### Instruction
Transcribe the entries that follow, word for word.

### Given information
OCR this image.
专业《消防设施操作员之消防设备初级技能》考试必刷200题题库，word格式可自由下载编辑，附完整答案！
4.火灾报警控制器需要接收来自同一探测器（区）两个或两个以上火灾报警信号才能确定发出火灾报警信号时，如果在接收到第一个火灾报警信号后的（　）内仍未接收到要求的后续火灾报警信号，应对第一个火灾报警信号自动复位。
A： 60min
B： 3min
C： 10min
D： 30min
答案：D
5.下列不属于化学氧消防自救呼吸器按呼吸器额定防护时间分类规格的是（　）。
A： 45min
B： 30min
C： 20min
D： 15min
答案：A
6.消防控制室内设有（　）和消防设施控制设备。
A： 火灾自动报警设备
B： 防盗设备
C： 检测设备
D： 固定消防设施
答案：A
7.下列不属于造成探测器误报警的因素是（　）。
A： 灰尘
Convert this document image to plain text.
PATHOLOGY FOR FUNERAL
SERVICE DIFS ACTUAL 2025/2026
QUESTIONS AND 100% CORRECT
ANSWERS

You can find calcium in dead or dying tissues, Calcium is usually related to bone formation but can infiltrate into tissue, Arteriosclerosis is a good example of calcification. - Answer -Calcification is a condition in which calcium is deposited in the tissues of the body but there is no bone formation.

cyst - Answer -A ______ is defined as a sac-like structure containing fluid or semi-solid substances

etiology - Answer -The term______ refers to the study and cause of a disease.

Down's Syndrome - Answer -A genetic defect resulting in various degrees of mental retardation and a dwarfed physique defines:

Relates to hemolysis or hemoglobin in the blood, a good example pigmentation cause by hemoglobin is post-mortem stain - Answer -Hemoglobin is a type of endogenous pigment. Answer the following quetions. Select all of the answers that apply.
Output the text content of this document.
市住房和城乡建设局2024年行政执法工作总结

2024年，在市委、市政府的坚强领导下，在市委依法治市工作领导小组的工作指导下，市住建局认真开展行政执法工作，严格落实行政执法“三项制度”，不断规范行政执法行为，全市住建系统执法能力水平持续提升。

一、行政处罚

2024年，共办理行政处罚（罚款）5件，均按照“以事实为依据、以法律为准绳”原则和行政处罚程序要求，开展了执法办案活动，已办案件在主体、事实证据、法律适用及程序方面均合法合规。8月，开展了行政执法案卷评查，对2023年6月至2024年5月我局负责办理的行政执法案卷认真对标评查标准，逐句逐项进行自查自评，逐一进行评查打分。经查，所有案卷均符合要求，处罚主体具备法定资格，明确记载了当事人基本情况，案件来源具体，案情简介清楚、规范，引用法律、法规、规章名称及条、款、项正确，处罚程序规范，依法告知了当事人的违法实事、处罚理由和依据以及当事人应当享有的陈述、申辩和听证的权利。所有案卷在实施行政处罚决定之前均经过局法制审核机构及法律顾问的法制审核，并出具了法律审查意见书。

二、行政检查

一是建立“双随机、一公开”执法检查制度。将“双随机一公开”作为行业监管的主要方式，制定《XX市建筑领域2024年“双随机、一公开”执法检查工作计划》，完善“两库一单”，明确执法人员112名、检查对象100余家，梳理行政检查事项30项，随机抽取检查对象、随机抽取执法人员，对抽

### Correct result
OCR this image.
专业《消防设施操作员之消防设备初级技能》考试必刷200题题库，word格式可自由下载编辑，附完整答案！
4.火灾报警控制器需要接收来自同一探测器（区）两个或两个以上火灾报警信号才能确定发出火灾报警信号时，如果在接收到第一个火灾报警信号后的（　）内仍未接收到要求的后续火灾报警信号，应对第一个火灾报警信号自动复位。
A： 60min
B： 3min
C： 10min
D： 30min
答案：D
5.下列不属于化学氧消防自救呼吸器按呼吸器额定防护时间分类规格的是（　）。
A： 45min
B： 30min
C： 20min
D： 15min
答案：A
6.消防控制室内设有（　）和消防设施控制设备。
A： 火灾自动报警设备
B： 防盗设备
C： 检测设备
D： 固定消防设施
答案：A
7.下列不属于造成探测器误报警的因素是（　）。
A： 灰尘
Convert this document image to plain text.
PATHOLOGY FOR FUNERAL
SERVICE DIFS ACTUAL 2025/2026
QUESTIONS AND 100% CORRECT
ANSWERS

You can find calcium in dead or dying tissues, Calcium is usually related to bone formation but can infiltrate into tissue, Arteriosclerosis is a good example of calcification. - Answer -Calcification is a condition in which calcium is deposited in the tissues of the body but there is no bone formation.

cyst - Answer -A ______ is defined as a sac-like structure containing fluid or semi-solid substances

etiology - Answer -The term______ refers to the study and cause of a disease.

Down's Syndrome - Answer -A genetic defect resulting in various degrees of mental retardation and a dwarfed physique defines:

Relates to hemolysis or hemoglobin in the blood, a good example pigmentation cause by hemoglobin is post-mortem stain - Answer -Hemoglobin is a type of endogenous pigment. Answer the following quetions. Select all of the answers that apply.
Output the text content of this document.
市住房和城乡建设局2024年行政执法工作总结

2024年，在市委、市政府的坚强领导下，在市委依法治市工作领导小组的工作指导下，市住建局认真开展行政执法工作，严格落实行政执法“三项制度”，不断规范行政执法行为，全市住建系统执法能力水平持续提升。

一、行政处罚

2024年，共办理行政处罚（罚款）5件，均按照“以事实为依据、以法律为准绳”原则和行政处罚程序要求，开展了执法办案活动，已办案件在主体、事实证据、法律适用及程序方面均合法合规。8月，开展了行政执法案卷评查，对2023年6月至2024年5月我局负责办理的行政执法案卷认真对标评查标准，逐句逐项进行自查自评，逐一进行评查打分。经查，所有案卷均符合要求，处罚主体具备法定资格，明确记载了当事人基本情况，案件来源具体，案情简介清楚、规范，引用法律、法规、规章名称及条、款、项正确，处罚程序规范，依法告知了当事人的违法实事、处罚理由和依据以及当事人应当享有的陈述、申辩和听证的权利。所有案卷在实施行政处罚决定之前均经过局法制审核机构及法律顾问的法制审核，并出具了法律审查意见书。

二、行政检查

一是建立“双随机、一公开”执法检查制度。将“双随机一公开”作为行业监管的主要方式，制定《XX市建筑领域2024年“双随机、一公开”执法检查工作计划》，完善“两库一单”，明确执法人员112名、检查对象100余家，梳理行政检查事项30项，随机抽取检查对象、随机抽取执法人员，对抽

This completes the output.